#### EXERCISE OBJECTIVE:
According to the text about Georgina Beyer, during which years was she mayor of Carterton?

#### SUPPLIED TEXT:
##########
Georgina BeyerGeorgina Beyer was finally drawn to Australia and unsurprisingly gravitated to Kings Cross where more of the same followed. It was in Kings Cross where she took her life in her hands, foolishly getting into a car with four men who whisked her away from the city and brutally raped her.

Back in New Zealand she carried on her life as a drag queen and stripper but the goalposts had shifted. Georgina Beyer set about changing things. She pursued her talent for acting, and in 1984 she decided to have a sex change. Beyer describes it as being "the most significant and greatest achievement of my life". Now, as a "proper woman" and with a determination to succeed, she left her past behind and began to seriously carve out a new life.

Living in Carterton she joined a drama, media and life skills course, worked on a newly-launched radio station started by her now National opponent Paul Henry, narrowly missed election to the district council but got there in a rather bitterly-fought by-election and joined the hardly-functioning Kuranui College Board of Trustees. Only the casting vote of the board chairman secured her nomination and according to Beyer her selection obviously displeased college principal Joye Halford.

Wracked by squabbles and in-fighting and with its two factions unable to compromise, the school board was to come to a fiery end, and was to gain the dubious distinction of being the first in the country to be disbanded at the insistence of the minister of education.

Beyer must surely have satisfied herself that laying out her murky past for all to see would strengthen the perception that she is a straight shooter capable of building on her experience as mayor of Carterton (1995-2000), a town of 7,000 people.

She has taken a calculated risk but Georgina Beyer is not a person who shies away from challenges.

Beyer said no one made an issue of her transsexualism during the campaign except the media.

"Of course, I'm feeling quite humbled by this event," Beyer said in an interview. "I think it speaks volumes to minorities in the world that you can overcome adversity and achieve and be successful so that you can be a positive contributor to society.

"They always seize upon it as a novelty and it usually ends up working in my favor when they do that because the angle that they try to take, it doesn't discredit me but it certainly tries to push it out there as an issue as to why people would not vote for me.

"I have always maintained that the gender question is not the issue. It is the ability of the person to be able to do the job. With the experiences I've had in my life -- but also in my local government career -- I believed that I was the person that was going to be the best for the constituency."
##########
#### STUDY MATERIAL:
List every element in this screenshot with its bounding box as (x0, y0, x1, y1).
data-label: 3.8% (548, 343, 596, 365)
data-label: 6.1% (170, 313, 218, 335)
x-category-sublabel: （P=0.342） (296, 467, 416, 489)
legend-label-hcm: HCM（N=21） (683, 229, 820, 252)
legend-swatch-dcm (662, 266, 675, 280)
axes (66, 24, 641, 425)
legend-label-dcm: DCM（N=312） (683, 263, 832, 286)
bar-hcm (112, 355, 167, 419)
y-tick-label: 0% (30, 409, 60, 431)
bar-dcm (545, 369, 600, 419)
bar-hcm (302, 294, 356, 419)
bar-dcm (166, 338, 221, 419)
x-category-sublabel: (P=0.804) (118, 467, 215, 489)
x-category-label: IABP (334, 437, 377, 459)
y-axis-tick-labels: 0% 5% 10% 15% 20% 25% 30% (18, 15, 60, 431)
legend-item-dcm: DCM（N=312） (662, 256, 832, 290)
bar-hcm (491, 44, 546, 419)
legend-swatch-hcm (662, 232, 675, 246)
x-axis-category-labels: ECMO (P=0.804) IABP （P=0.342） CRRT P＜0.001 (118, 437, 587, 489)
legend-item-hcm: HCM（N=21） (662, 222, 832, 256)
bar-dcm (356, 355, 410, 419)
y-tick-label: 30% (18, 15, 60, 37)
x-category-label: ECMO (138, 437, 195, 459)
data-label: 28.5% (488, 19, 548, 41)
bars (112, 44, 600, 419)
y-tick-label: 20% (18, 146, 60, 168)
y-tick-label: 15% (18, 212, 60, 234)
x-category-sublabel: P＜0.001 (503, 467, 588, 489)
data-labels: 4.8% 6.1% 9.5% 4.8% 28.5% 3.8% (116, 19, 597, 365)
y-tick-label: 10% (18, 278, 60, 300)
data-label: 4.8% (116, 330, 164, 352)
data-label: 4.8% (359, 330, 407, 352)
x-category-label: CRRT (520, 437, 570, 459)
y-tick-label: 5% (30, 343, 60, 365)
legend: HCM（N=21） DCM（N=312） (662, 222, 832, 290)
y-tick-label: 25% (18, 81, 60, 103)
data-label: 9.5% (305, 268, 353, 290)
##########
#### SOLUTION:
From 1995 to 2000.